Reproduce the listing below word for word, with no pictures.

### Extracted data ###

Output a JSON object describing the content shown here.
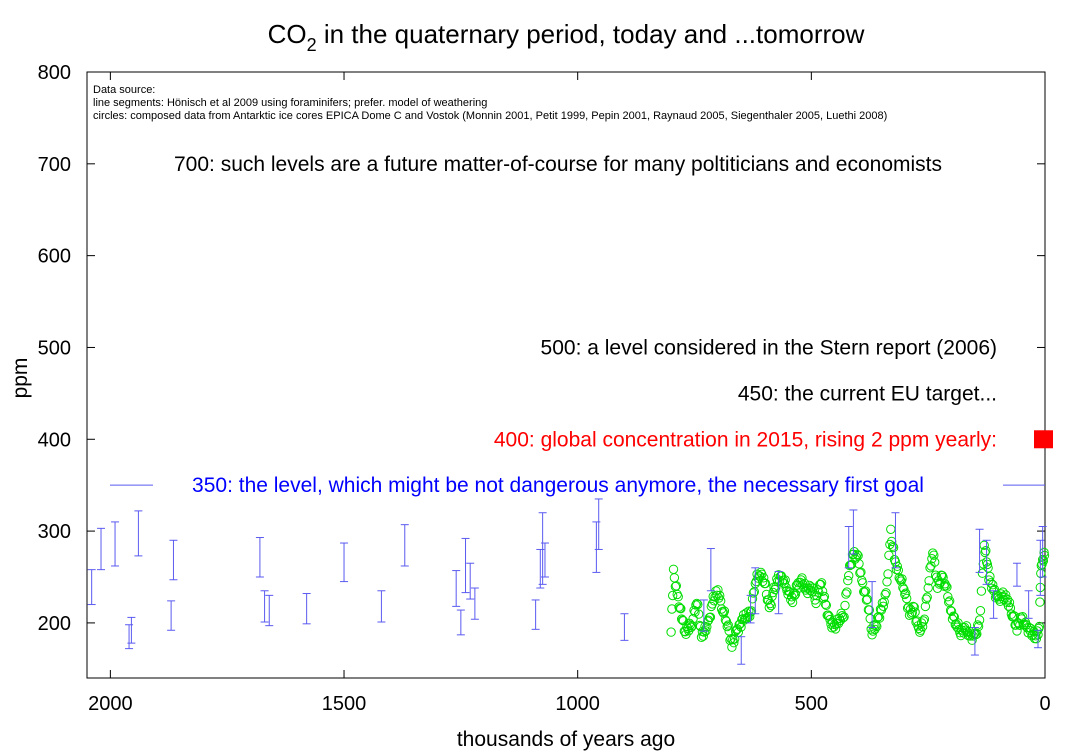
{
  "chart_data": {
    "type": "scatter",
    "title": {
      "main": "CO",
      "sub": "2",
      "rest": " in the quaternary period, today and ...tomorrow"
    },
    "xlabel": "thousands of years ago",
    "ylabel": "ppm",
    "xlim": [
      2050,
      0
    ],
    "ylim": [
      140,
      800
    ],
    "x_ticks": [
      2000,
      1500,
      1000,
      500,
      0
    ],
    "y_ticks": [
      200,
      300,
      400,
      500,
      600,
      700,
      800
    ],
    "source_lines": [
      "Data source:",
      "line segments: Hönisch et al 2009 using foraminifers; prefer. model of weathering",
      "circles: composed data from Antarktic ice cores EPICA Dome C and Vostok (Monnin 2001, Petit 1999, Pepin 2001, Raynaud 2005, Siegenthaler 2005, Luethi 2008)"
    ],
    "annotations": [
      {
        "y": 700,
        "text": "700: such levels are a future matter-of-course for many poltiticians and economists",
        "color": "#000000",
        "align": "center"
      },
      {
        "y": 500,
        "text": "500: a level considered in the Stern report (2006)",
        "color": "#000000",
        "align": "right"
      },
      {
        "y": 450,
        "text": "450: the current EU target...",
        "color": "#000000",
        "align": "right"
      },
      {
        "y": 400,
        "text": "400: global concentration in 2015, rising 2 ppm yearly:",
        "color": "#ff0000",
        "align": "right"
      },
      {
        "y": 350,
        "text": "350: the level, which might be not dangerous anymore, the necessary first goal",
        "color": "#0000ff",
        "align": "center"
      }
    ],
    "marker_2015": {
      "x": 0,
      "y": 400,
      "color": "#ff0000"
    },
    "line_350": {
      "y": 350,
      "color": "#5a5af0"
    },
    "errorbars": {
      "color": "#5a5af0",
      "points": [
        [
          2040,
          220,
          258
        ],
        [
          2020,
          258,
          303
        ],
        [
          1990,
          262,
          310
        ],
        [
          1960,
          172,
          198
        ],
        [
          1955,
          178,
          206
        ],
        [
          1940,
          273,
          322
        ],
        [
          1870,
          192,
          224
        ],
        [
          1865,
          247,
          290
        ],
        [
          1680,
          250,
          293
        ],
        [
          1670,
          201,
          235
        ],
        [
          1660,
          197,
          230
        ],
        [
          1580,
          199,
          232
        ],
        [
          1500,
          245,
          287
        ],
        [
          1420,
          201,
          235
        ],
        [
          1370,
          262,
          307
        ],
        [
          1260,
          218,
          257
        ],
        [
          1250,
          187,
          214
        ],
        [
          1240,
          233,
          292
        ],
        [
          1230,
          226,
          265
        ],
        [
          1220,
          204,
          238
        ],
        [
          1090,
          193,
          225
        ],
        [
          1080,
          238,
          280
        ],
        [
          1075,
          242,
          320
        ],
        [
          1070,
          250,
          287
        ],
        [
          960,
          255,
          310
        ],
        [
          955,
          280,
          335
        ],
        [
          900,
          181,
          210
        ],
        [
          730,
          191,
          225
        ],
        [
          715,
          235,
          281
        ],
        [
          650,
          155,
          185
        ],
        [
          630,
          200,
          230
        ],
        [
          620,
          210,
          260
        ],
        [
          570,
          210,
          256
        ],
        [
          420,
          260,
          305
        ],
        [
          410,
          275,
          323
        ],
        [
          370,
          195,
          245
        ],
        [
          320,
          260,
          320
        ],
        [
          150,
          165,
          195
        ],
        [
          140,
          255,
          302
        ],
        [
          125,
          242,
          290
        ],
        [
          110,
          205,
          235
        ],
        [
          60,
          240,
          265
        ],
        [
          35,
          205,
          235
        ],
        [
          15,
          173,
          192
        ],
        [
          10,
          230,
          290
        ],
        [
          5,
          250,
          305
        ]
      ]
    },
    "ice_core": {
      "color": "#00dd00",
      "anchors": [
        [
          800,
          190
        ],
        [
          795,
          255
        ],
        [
          785,
          225
        ],
        [
          770,
          190
        ],
        [
          755,
          200
        ],
        [
          745,
          225
        ],
        [
          735,
          185
        ],
        [
          720,
          200
        ],
        [
          710,
          225
        ],
        [
          700,
          235
        ],
        [
          690,
          215
        ],
        [
          680,
          200
        ],
        [
          670,
          175
        ],
        [
          660,
          190
        ],
        [
          645,
          205
        ],
        [
          630,
          210
        ],
        [
          620,
          245
        ],
        [
          610,
          255
        ],
        [
          600,
          245
        ],
        [
          590,
          215
        ],
        [
          580,
          235
        ],
        [
          570,
          250
        ],
        [
          560,
          248
        ],
        [
          550,
          235
        ],
        [
          540,
          225
        ],
        [
          530,
          240
        ],
        [
          520,
          245
        ],
        [
          510,
          235
        ],
        [
          500,
          240
        ],
        [
          490,
          225
        ],
        [
          480,
          245
        ],
        [
          470,
          220
        ],
        [
          460,
          200
        ],
        [
          450,
          195
        ],
        [
          440,
          205
        ],
        [
          430,
          210
        ],
        [
          420,
          255
        ],
        [
          410,
          275
        ],
        [
          400,
          270
        ],
        [
          390,
          240
        ],
        [
          380,
          225
        ],
        [
          370,
          190
        ],
        [
          360,
          200
        ],
        [
          350,
          215
        ],
        [
          340,
          230
        ],
        [
          330,
          298
        ],
        [
          320,
          265
        ],
        [
          310,
          250
        ],
        [
          300,
          235
        ],
        [
          290,
          210
        ],
        [
          280,
          215
        ],
        [
          270,
          190
        ],
        [
          260,
          200
        ],
        [
          250,
          240
        ],
        [
          240,
          280
        ],
        [
          230,
          240
        ],
        [
          220,
          250
        ],
        [
          210,
          235
        ],
        [
          200,
          210
        ],
        [
          190,
          200
        ],
        [
          180,
          190
        ],
        [
          170,
          195
        ],
        [
          160,
          185
        ],
        [
          150,
          185
        ],
        [
          140,
          200
        ],
        [
          130,
          285
        ],
        [
          125,
          270
        ],
        [
          120,
          250
        ],
        [
          110,
          235
        ],
        [
          100,
          225
        ],
        [
          90,
          230
        ],
        [
          80,
          225
        ],
        [
          70,
          210
        ],
        [
          60,
          195
        ],
        [
          50,
          205
        ],
        [
          40,
          195
        ],
        [
          30,
          190
        ],
        [
          20,
          185
        ],
        [
          15,
          190
        ],
        [
          12,
          200
        ],
        [
          10,
          240
        ],
        [
          8,
          260
        ],
        [
          5,
          265
        ],
        [
          2,
          275
        ],
        [
          0,
          280
        ]
      ]
    }
  }
}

###

Reply:
Output a JSON object describing the content shown here.
{
  "chart_data": {
    "type": "scatter",
    "title": {
      "main": "CO",
      "sub": "2",
      "rest": " in the quaternary period, today and ...tomorrow"
    },
    "xlabel": "thousands of years ago",
    "ylabel": "ppm",
    "xlim": [
      2050,
      0
    ],
    "ylim": [
      140,
      800
    ],
    "x_ticks": [
      2000,
      1500,
      1000,
      500,
      0
    ],
    "y_ticks": [
      200,
      300,
      400,
      500,
      600,
      700,
      800
    ],
    "source_lines": [
      "Data source:",
      "line segments: Hönisch et al 2009 using foraminifers; prefer. model of weathering",
      "circles: composed data from Antarktic ice cores EPICA Dome C and Vostok (Monnin 2001, Petit 1999, Pepin 2001, Raynaud 2005, Siegenthaler 2005, Luethi 2008)"
    ],
    "annotations": [
      {
        "y": 700,
        "text": "700: such levels are a future matter-of-course for many poltiticians and economists",
        "color": "#000000",
        "align": "center"
      },
      {
        "y": 500,
        "text": "500: a level considered in the Stern report (2006)",
        "color": "#000000",
        "align": "right"
      },
      {
        "y": 450,
        "text": "450: the current EU target...",
        "color": "#000000",
        "align": "right"
      },
      {
        "y": 400,
        "text": "400: global concentration in 2015, rising 2 ppm yearly:",
        "color": "#ff0000",
        "align": "right"
      },
      {
        "y": 350,
        "text": "350: the level, which might be not dangerous anymore, the necessary first goal",
        "color": "#0000ff",
        "align": "center"
      }
    ],
    "marker_2015": {
      "x": 0,
      "y": 400,
      "color": "#ff0000"
    },
    "line_350": {
      "y": 350,
      "color": "#5a5af0"
    },
    "errorbars": {
      "color": "#5a5af0",
      "points": [
        [
          2040,
          220,
          258
        ],
        [
          2020,
          258,
          303
        ],
        [
          1990,
          262,
          310
        ],
        [
          1960,
          172,
          198
        ],
        [
          1955,
          178,
          206
        ],
        [
          1940,
          273,
          322
        ],
        [
          1870,
          192,
          224
        ],
        [
          1865,
          247,
          290
        ],
        [
          1680,
          250,
          293
        ],
        [
          1670,
          201,
          235
        ],
        [
          1660,
          197,
          230
        ],
        [
          1580,
          199,
          232
        ],
        [
          1500,
          245,
          287
        ],
        [
          1420,
          201,
          235
        ],
        [
          1370,
          262,
          307
        ],
        [
          1260,
          218,
          257
        ],
        [
          1250,
          187,
          214
        ],
        [
          1240,
          233,
          292
        ],
        [
          1230,
          226,
          265
        ],
        [
          1220,
          204,
          238
        ],
        [
          1090,
          193,
          225
        ],
        [
          1080,
          238,
          280
        ],
        [
          1075,
          242,
          320
        ],
        [
          1070,
          250,
          287
        ],
        [
          960,
          255,
          310
        ],
        [
          955,
          280,
          335
        ],
        [
          900,
          181,
          210
        ],
        [
          730,
          191,
          225
        ],
        [
          715,
          235,
          281
        ],
        [
          650,
          155,
          185
        ],
        [
          630,
          200,
          230
        ],
        [
          620,
          210,
          260
        ],
        [
          570,
          210,
          256
        ],
        [
          420,
          260,
          305
        ],
        [
          410,
          275,
          323
        ],
        [
          370,
          195,
          245
        ],
        [
          320,
          260,
          320
        ],
        [
          150,
          165,
          195
        ],
        [
          140,
          255,
          302
        ],
        [
          125,
          242,
          290
        ],
        [
          110,
          205,
          235
        ],
        [
          60,
          240,
          265
        ],
        [
          35,
          205,
          235
        ],
        [
          15,
          173,
          192
        ],
        [
          10,
          230,
          290
        ],
        [
          5,
          250,
          305
        ]
      ]
    },
    "ice_core": {
      "color": "#00dd00",
      "anchors": [
        [
          800,
          190
        ],
        [
          795,
          255
        ],
        [
          785,
          225
        ],
        [
          770,
          190
        ],
        [
          755,
          200
        ],
        [
          745,
          225
        ],
        [
          735,
          185
        ],
        [
          720,
          200
        ],
        [
          710,
          225
        ],
        [
          700,
          235
        ],
        [
          690,
          215
        ],
        [
          680,
          200
        ],
        [
          670,
          175
        ],
        [
          660,
          190
        ],
        [
          645,
          205
        ],
        [
          630,
          210
        ],
        [
          620,
          245
        ],
        [
          610,
          255
        ],
        [
          600,
          245
        ],
        [
          590,
          215
        ],
        [
          580,
          235
        ],
        [
          570,
          250
        ],
        [
          560,
          248
        ],
        [
          550,
          235
        ],
        [
          540,
          225
        ],
        [
          530,
          240
        ],
        [
          520,
          245
        ],
        [
          510,
          235
        ],
        [
          500,
          240
        ],
        [
          490,
          225
        ],
        [
          480,
          245
        ],
        [
          470,
          220
        ],
        [
          460,
          200
        ],
        [
          450,
          195
        ],
        [
          440,
          205
        ],
        [
          430,
          210
        ],
        [
          420,
          255
        ],
        [
          410,
          275
        ],
        [
          400,
          270
        ],
        [
          390,
          240
        ],
        [
          380,
          225
        ],
        [
          370,
          190
        ],
        [
          360,
          200
        ],
        [
          350,
          215
        ],
        [
          340,
          230
        ],
        [
          330,
          298
        ],
        [
          320,
          265
        ],
        [
          310,
          250
        ],
        [
          300,
          235
        ],
        [
          290,
          210
        ],
        [
          280,
          215
        ],
        [
          270,
          190
        ],
        [
          260,
          200
        ],
        [
          250,
          240
        ],
        [
          240,
          280
        ],
        [
          230,
          240
        ],
        [
          220,
          250
        ],
        [
          210,
          235
        ],
        [
          200,
          210
        ],
        [
          190,
          200
        ],
        [
          180,
          190
        ],
        [
          170,
          195
        ],
        [
          160,
          185
        ],
        [
          150,
          185
        ],
        [
          140,
          200
        ],
        [
          130,
          285
        ],
        [
          125,
          270
        ],
        [
          120,
          250
        ],
        [
          110,
          235
        ],
        [
          100,
          225
        ],
        [
          90,
          230
        ],
        [
          80,
          225
        ],
        [
          70,
          210
        ],
        [
          60,
          195
        ],
        [
          50,
          205
        ],
        [
          40,
          195
        ],
        [
          30,
          190
        ],
        [
          20,
          185
        ],
        [
          15,
          190
        ],
        [
          12,
          200
        ],
        [
          10,
          240
        ],
        [
          8,
          260
        ],
        [
          5,
          265
        ],
        [
          2,
          275
        ],
        [
          0,
          280
        ]
      ]
    }
  }
}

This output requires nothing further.